[Collection entries]
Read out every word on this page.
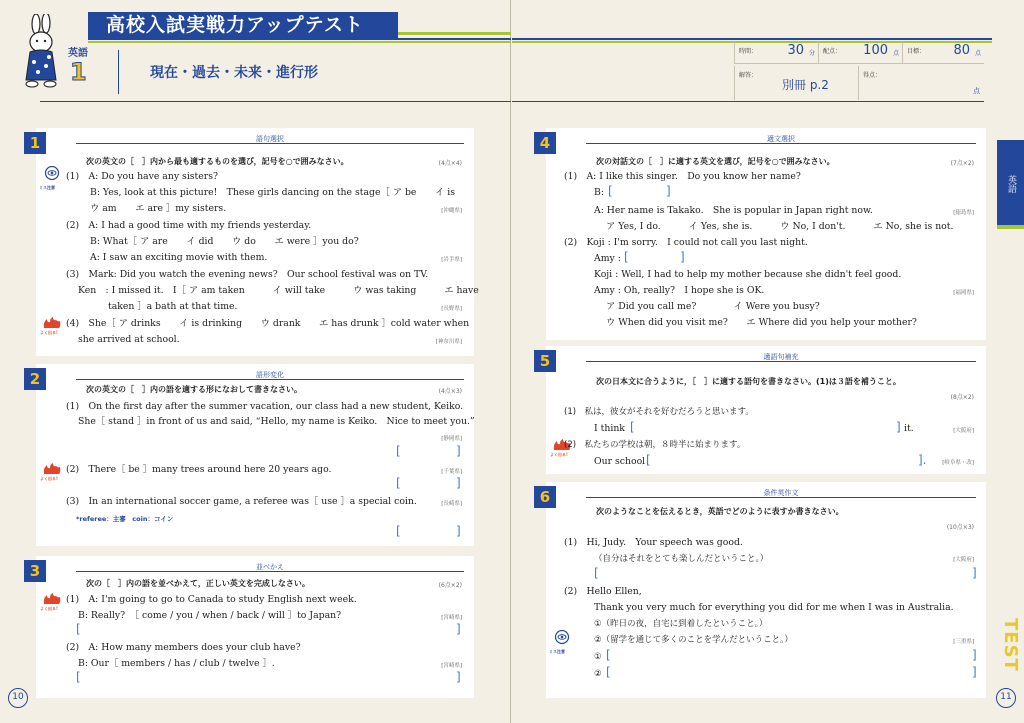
高校入試実戦力アップテスト
英語
1	現在・過去・未来・進行形
1	語句選択
次の英文の［　］内から最も適するものを選び，記号を○で囲みなさい。	(4点×4)
ミス注意
(1)　A: Do you have any sisters?
B: Yes, look at this picture!　These girls dancing on the stage［ ア be　　イ is
ウ am　　エ are ］my sisters.	[沖縄県]
(2)　A: I had a good time with my friends yesterday.
B: What［ ア are　　イ did　　ウ do　　エ were ］you do?
A: I saw an exciting movie with them.	[岩手県]
(3)　Mark: Did you watch the evening news?　Our school festival was on TV.
Ken　: I missed it.　I［ ア am taken　　　イ will take　　　ウ was taking　　　エ have
taken ］a bath at that time.	[長野県]
よく出る!
(4)　She［ ア drinks　　イ is drinking　　ウ drank　　エ has drunk ］cold water when
she arrived at school.	[神奈川県]
2	語形変化
次の英文の［　］内の語を適する形になおして書きなさい。	(4点×3)
(1)　On the first day after the summer vacation, our class had a new student, Keiko.
She［ stand ］in front of us and said, “Hello, my name is Keiko.　Nice to meet you.”
[静岡県]
[	]
よく出る!
(2)　There［ be ］many trees around here 20 years ago.	[千葉県]
[	]
(3)　In an international soccer game, a referee was［ use ］a special coin.	[長崎県]
*referee：主審　coin：コイン
[	]
3	並べかえ
次の［　］内の語を並べかえて，正しい英文を完成しなさい。	(6点×2)
よく出る!
(1)　A: I'm going to go to Canada to study English next week.
B: Really?　［ come / you / when / back / will ］to Japan?	[宮崎県]
[	]
(2)　A: How many members does your club have?
B: Our［ members / has / club / twelve ］.	[宮崎県]
[	]
10
時間： 30 分 配点： 100 点 目標： 80 点
解答：
別冊 p.2
得点：
点
4	適文選択
次の対話文の［　］に適する英文を選び，記号を○で囲みなさい。	(7点×2)
(1)　A: I like this singer.　Do you know her name?
B: [	]
A: Her name is Takako.　She is popular in Japan right now.	[徳島県]
ア Yes, I do.　　　イ Yes, she is.　　　ウ No, I don't.　　　エ No, she is not.
(2)　Koji : I'm sorry.　I could not call you last night.
Amy : [	]
Koji : Well, I had to help my mother because she didn't feel good.
Amy : Oh, really?　I hope she is OK.	[福岡県]
ア Did you call me?　　　　イ Were you busy?
ウ When did you visit me?　　エ Where did you help your mother?
5	適語句補充
次の日本文に合うように，［　］に適する語句を書きなさい。(1)は３語を補うこと。
(8点×2)
(1)　私は，彼女がそれを好むだろうと思います。
I think [	] it.	[大阪府]
よく出る!
(2)　私たちの学校は朝，８時半に始まります。
Our school [	].	[岐阜県・改]
6	条件英作文
次のようなことを伝えるとき，英語でどのように表すか書きなさい。
(10点×3)
(1)　Hi, Judy.　Your speech was good.
（自分はそれをとても楽しんだということ。）	[大阪府]
[	]
(2)　Hello Ellen,
Thank you very much for everything you did for me when I was in Australia.
①（昨日の夜，自宅に到着したということ。）
ミス注意
②（留学を通じて多くのことを学んだということ。）	[三重県]
① [	]
② [	]
11
英語
TEST
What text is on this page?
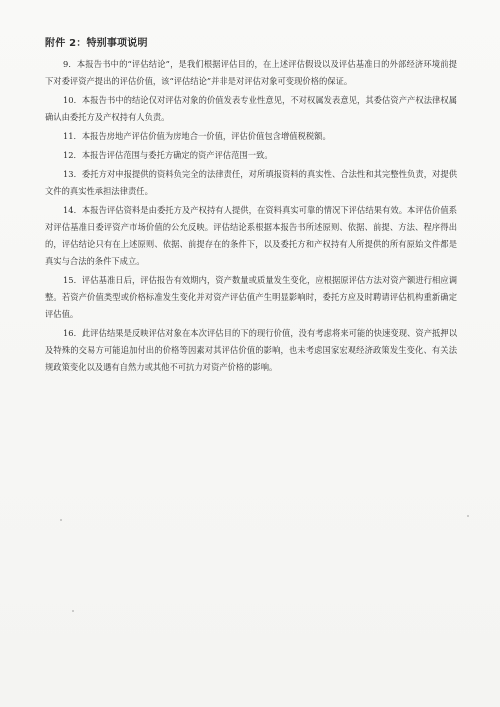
附件 2：特别事项说明

9．本报告书中的“评估结论”，是我们根据评估目的，在上述评估假设以及评估基准日的外部经济环境前提下对委评资产提出的评估价值，该“评估结论”并非是对评估对象可变现价格的保证。

10．本报告书中的结论仅对评估对象的价值发表专业性意见，不对权属发表意见，其委估资产产权法律权属确认由委托方及产权持有人负责。

11．本报告房地产评估价值为房地合一价值，评估价值包含增值税税额。

12．本报告评估范围与委托方确定的资产评估范围一致。

13．委托方对申报提供的资料负完全的法律责任，对所填报资料的真实性、合法性和其完整性负责，对提供文件的真实性承担法律责任。

14．本报告评估资料是由委托方及产权持有人提供，在资料真实可靠的情况下评估结果有效。本评估价值系对评估基准日委评资产市场价值的公允反映。评估结论系根据本报告书所述原则、依据、前提、方法、程序得出的，评估结论只有在上述原则、依据、前提存在的条件下，以及委托方和产权持有人所提供的所有原始文件都是真实与合法的条件下成立。

15．评估基准日后，评估报告有效期内，资产数量或质量发生变化，应根据原评估方法对资产额进行相应调整。若资产价值类型或价格标准发生变化并对资产评估值产生明显影响时，委托方应及时聘请评估机构重新确定评估值。

16．此评估结果是反映评估对象在本次评估目的下的现行价值，没有考虑将来可能的快速变现、资产抵押以及特殊的交易方可能追加付出的价格等因素对其评估价值的影响，也未考虑国家宏观经济政策发生变化、有关法规政策变化以及遇有自然力或其他不可抗力对资产价格的影响。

● Work required
Drop the pictures, then reproduce exactly the lines from the one with "What text is on this page?" through the final line of the listing.

● Exercise output
What text is on this page?
附件 2：特别事项说明

9．本报告书中的“评估结论”，是我们根据评估目的，在上述评估假设以及评估基准日的外部经济环境前提下对委评资产提出的评估价值，该“评估结论”并非是对评估对象可变现价格的保证。

10．本报告书中的结论仅对评估对象的价值发表专业性意见，不对权属发表意见，其委估资产产权法律权属确认由委托方及产权持有人负责。

11．本报告房地产评估价值为房地合一价值，评估价值包含增值税税额。

12．本报告评估范围与委托方确定的资产评估范围一致。

13．委托方对申报提供的资料负完全的法律责任，对所填报资料的真实性、合法性和其完整性负责，对提供文件的真实性承担法律责任。

14．本报告评估资料是由委托方及产权持有人提供，在资料真实可靠的情况下评估结果有效。本评估价值系对评估基准日委评资产市场价值的公允反映。评估结论系根据本报告书所述原则、依据、前提、方法、程序得出的，评估结论只有在上述原则、依据、前提存在的条件下，以及委托方和产权持有人所提供的所有原始文件都是真实与合法的条件下成立。

15．评估基准日后，评估报告有效期内，资产数量或质量发生变化，应根据原评估方法对资产额进行相应调整。若资产价值类型或价格标准发生变化并对资产评估值产生明显影响时，委托方应及时聘请评估机构重新确定评估值。

16．此评估结果是反映评估对象在本次评估目的下的现行价值，没有考虑将来可能的快速变现、资产抵押以及特殊的交易方可能追加付出的价格等因素对其评估价值的影响，也未考虑国家宏观经济政策发生变化、有关法规政策变化以及遇有自然力或其他不可抗力对资产价格的影响。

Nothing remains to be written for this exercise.